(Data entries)
==========

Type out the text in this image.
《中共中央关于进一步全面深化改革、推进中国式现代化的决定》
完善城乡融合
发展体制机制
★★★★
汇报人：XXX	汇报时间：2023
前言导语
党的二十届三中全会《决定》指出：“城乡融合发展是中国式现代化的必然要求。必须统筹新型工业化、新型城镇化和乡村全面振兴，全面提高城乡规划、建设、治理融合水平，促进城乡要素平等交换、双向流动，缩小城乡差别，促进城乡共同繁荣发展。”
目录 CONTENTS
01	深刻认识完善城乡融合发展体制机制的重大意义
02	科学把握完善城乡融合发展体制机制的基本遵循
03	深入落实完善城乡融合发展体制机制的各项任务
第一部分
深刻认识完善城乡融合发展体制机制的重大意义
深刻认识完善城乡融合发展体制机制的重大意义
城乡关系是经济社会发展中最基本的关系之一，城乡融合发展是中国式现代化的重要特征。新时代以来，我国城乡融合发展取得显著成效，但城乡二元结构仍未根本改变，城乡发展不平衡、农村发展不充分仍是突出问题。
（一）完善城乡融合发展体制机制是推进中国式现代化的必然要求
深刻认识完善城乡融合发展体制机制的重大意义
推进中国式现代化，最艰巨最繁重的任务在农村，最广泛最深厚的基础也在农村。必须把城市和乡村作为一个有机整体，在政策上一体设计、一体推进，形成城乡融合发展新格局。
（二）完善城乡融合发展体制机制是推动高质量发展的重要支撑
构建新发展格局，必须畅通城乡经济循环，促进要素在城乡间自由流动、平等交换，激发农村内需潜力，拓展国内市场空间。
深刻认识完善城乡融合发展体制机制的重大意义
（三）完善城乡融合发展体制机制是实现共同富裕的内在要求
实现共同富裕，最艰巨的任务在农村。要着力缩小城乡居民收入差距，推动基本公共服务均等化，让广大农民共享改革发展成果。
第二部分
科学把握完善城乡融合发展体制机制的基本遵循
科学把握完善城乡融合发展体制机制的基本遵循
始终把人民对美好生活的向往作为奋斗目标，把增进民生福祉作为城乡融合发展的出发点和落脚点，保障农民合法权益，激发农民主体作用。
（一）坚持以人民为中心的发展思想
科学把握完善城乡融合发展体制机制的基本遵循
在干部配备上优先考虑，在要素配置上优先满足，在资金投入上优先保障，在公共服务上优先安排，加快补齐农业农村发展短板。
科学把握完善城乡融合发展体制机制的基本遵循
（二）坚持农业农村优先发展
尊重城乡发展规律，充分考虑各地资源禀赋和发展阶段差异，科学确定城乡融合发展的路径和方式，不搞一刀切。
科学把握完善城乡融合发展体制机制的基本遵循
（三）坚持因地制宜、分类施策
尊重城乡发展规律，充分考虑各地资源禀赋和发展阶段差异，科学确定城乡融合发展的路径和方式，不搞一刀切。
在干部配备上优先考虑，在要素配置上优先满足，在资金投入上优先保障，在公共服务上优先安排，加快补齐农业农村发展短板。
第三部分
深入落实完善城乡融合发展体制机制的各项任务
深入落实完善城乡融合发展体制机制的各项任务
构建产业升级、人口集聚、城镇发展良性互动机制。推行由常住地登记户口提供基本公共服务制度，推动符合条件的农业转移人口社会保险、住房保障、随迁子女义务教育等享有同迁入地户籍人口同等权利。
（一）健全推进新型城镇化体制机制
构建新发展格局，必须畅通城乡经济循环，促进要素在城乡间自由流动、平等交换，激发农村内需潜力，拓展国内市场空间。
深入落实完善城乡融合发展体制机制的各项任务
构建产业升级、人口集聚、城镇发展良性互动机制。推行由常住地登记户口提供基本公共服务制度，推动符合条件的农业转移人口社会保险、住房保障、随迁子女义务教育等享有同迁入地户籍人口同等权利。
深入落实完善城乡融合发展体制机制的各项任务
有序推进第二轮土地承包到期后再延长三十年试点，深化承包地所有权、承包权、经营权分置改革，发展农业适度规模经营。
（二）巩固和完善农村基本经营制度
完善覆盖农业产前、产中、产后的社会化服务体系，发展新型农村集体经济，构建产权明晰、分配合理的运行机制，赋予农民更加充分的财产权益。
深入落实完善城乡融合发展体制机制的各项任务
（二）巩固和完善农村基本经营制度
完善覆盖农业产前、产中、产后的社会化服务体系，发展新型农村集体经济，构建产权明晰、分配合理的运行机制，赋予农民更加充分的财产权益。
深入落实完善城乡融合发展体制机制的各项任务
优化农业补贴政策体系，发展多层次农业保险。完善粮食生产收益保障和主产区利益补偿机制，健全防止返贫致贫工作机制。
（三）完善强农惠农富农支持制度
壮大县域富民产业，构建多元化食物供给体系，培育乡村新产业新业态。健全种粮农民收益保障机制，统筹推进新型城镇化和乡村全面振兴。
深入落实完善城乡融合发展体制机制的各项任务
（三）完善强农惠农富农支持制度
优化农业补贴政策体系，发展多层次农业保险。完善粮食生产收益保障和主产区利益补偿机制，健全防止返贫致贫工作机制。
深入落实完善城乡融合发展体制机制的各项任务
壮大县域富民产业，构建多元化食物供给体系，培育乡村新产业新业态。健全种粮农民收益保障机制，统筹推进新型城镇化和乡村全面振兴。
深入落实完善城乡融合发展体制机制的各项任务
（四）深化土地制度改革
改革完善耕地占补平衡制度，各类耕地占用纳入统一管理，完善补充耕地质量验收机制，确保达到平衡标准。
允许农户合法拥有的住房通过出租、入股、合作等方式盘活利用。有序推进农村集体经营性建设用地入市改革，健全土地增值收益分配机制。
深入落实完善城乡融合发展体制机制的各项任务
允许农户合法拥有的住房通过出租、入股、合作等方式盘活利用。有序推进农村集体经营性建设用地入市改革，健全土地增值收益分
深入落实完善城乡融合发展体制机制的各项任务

==========

Problem description — Reproduce the complete data exactly as presented above.

Exercise result —
Type out the text in this image.
《中共中央关于进一步全面深化改革、推进中国式现代化的决定》
完善城乡融合
发展体制机制
★★★★
汇报人：XXX	汇报时间：2023
前言导语
党的二十届三中全会《决定》指出：“城乡融合发展是中国式现代化的必然要求。必须统筹新型工业化、新型城镇化和乡村全面振兴，全面提高城乡规划、建设、治理融合水平，促进城乡要素平等交换、双向流动，缩小城乡差别，促进城乡共同繁荣发展。”
目录 CONTENTS
01	深刻认识完善城乡融合发展体制机制的重大意义
02	科学把握完善城乡融合发展体制机制的基本遵循
03	深入落实完善城乡融合发展体制机制的各项任务
第一部分
深刻认识完善城乡融合发展体制机制的重大意义
深刻认识完善城乡融合发展体制机制的重大意义
城乡关系是经济社会发展中最基本的关系之一，城乡融合发展是中国式现代化的重要特征。新时代以来，我国城乡融合发展取得显著成效，但城乡二元结构仍未根本改变，城乡发展不平衡、农村发展不充分仍是突出问题。
（一）完善城乡融合发展体制机制是推进中国式现代化的必然要求
深刻认识完善城乡融合发展体制机制的重大意义
推进中国式现代化，最艰巨最繁重的任务在农村，最广泛最深厚的基础也在农村。必须把城市和乡村作为一个有机整体，在政策上一体设计、一体推进，形成城乡融合发展新格局。
（二）完善城乡融合发展体制机制是推动高质量发展的重要支撑
构建新发展格局，必须畅通城乡经济循环，促进要素在城乡间自由流动、平等交换，激发农村内需潜力，拓展国内市场空间。
深刻认识完善城乡融合发展体制机制的重大意义
（三）完善城乡融合发展体制机制是实现共同富裕的内在要求
实现共同富裕，最艰巨的任务在农村。要着力缩小城乡居民收入差距，推动基本公共服务均等化，让广大农民共享改革发展成果。
第二部分
科学把握完善城乡融合发展体制机制的基本遵循
科学把握完善城乡融合发展体制机制的基本遵循
始终把人民对美好生活的向往作为奋斗目标，把增进民生福祉作为城乡融合发展的出发点和落脚点，保障农民合法权益，激发农民主体作用。
（一）坚持以人民为中心的发展思想
科学把握完善城乡融合发展体制机制的基本遵循
在干部配备上优先考虑，在要素配置上优先满足，在资金投入上优先保障，在公共服务上优先安排，加快补齐农业农村发展短板。
科学把握完善城乡融合发展体制机制的基本遵循
（二）坚持农业农村优先发展
尊重城乡发展规律，充分考虑各地资源禀赋和发展阶段差异，科学确定城乡融合发展的路径和方式，不搞一刀切。
科学把握完善城乡融合发展体制机制的基本遵循
（三）坚持因地制宜、分类施策
尊重城乡发展规律，充分考虑各地资源禀赋和发展阶段差异，科学确定城乡融合发展的路径和方式，不搞一刀切。
在干部配备上优先考虑，在要素配置上优先满足，在资金投入上优先保障，在公共服务上优先安排，加快补齐农业农村发展短板。
第三部分
深入落实完善城乡融合发展体制机制的各项任务
深入落实完善城乡融合发展体制机制的各项任务
构建产业升级、人口集聚、城镇发展良性互动机制。推行由常住地登记户口提供基本公共服务制度，推动符合条件的农业转移人口社会保险、住房保障、随迁子女义务教育等享有同迁入地户籍人口同等权利。
（一）健全推进新型城镇化体制机制
构建新发展格局，必须畅通城乡经济循环，促进要素在城乡间自由流动、平等交换，激发农村内需潜力，拓展国内市场空间。
深入落实完善城乡融合发展体制机制的各项任务
构建产业升级、人口集聚、城镇发展良性互动机制。推行由常住地登记户口提供基本公共服务制度，推动符合条件的农业转移人口社会保险、住房保障、随迁子女义务教育等享有同迁入地户籍人口同等权利。
深入落实完善城乡融合发展体制机制的各项任务
有序推进第二轮土地承包到期后再延长三十年试点，深化承包地所有权、承包权、经营权分置改革，发展农业适度规模经营。
（二）巩固和完善农村基本经营制度
完善覆盖农业产前、产中、产后的社会化服务体系，发展新型农村集体经济，构建产权明晰、分配合理的运行机制，赋予农民更加充分的财产权益。
深入落实完善城乡融合发展体制机制的各项任务
（二）巩固和完善农村基本经营制度
完善覆盖农业产前、产中、产后的社会化服务体系，发展新型农村集体经济，构建产权明晰、分配合理的运行机制，赋予农民更加充分的财产权益。
深入落实完善城乡融合发展体制机制的各项任务
优化农业补贴政策体系，发展多层次农业保险。完善粮食生产收益保障和主产区利益补偿机制，健全防止返贫致贫工作机制。
（三）完善强农惠农富农支持制度
壮大县域富民产业，构建多元化食物供给体系，培育乡村新产业新业态。健全种粮农民收益保障机制，统筹推进新型城镇化和乡村全面振兴。
深入落实完善城乡融合发展体制机制的各项任务
（三）完善强农惠农富农支持制度
优化农业补贴政策体系，发展多层次农业保险。完善粮食生产收益保障和主产区利益补偿机制，健全防止返贫致贫工作机制。
深入落实完善城乡融合发展体制机制的各项任务
壮大县域富民产业，构建多元化食物供给体系，培育乡村新产业新业态。健全种粮农民收益保障机制，统筹推进新型城镇化和乡村全面振兴。
深入落实完善城乡融合发展体制机制的各项任务
（四）深化土地制度改革
改革完善耕地占补平衡制度，各类耕地占用纳入统一管理，完善补充耕地质量验收机制，确保达到平衡标准。
允许农户合法拥有的住房通过出租、入股、合作等方式盘活利用。有序推进农村集体经营性建设用地入市改革，健全土地增值收益分配机制。
深入落实完善城乡融合发展体制机制的各项任务
允许农户合法拥有的住房通过出租、入股、合作等方式盘活利用。有序推进农村集体经营性建设用地入市改革，健全土地增值收益分
深入落实完善城乡融合发展体制机制的各项任务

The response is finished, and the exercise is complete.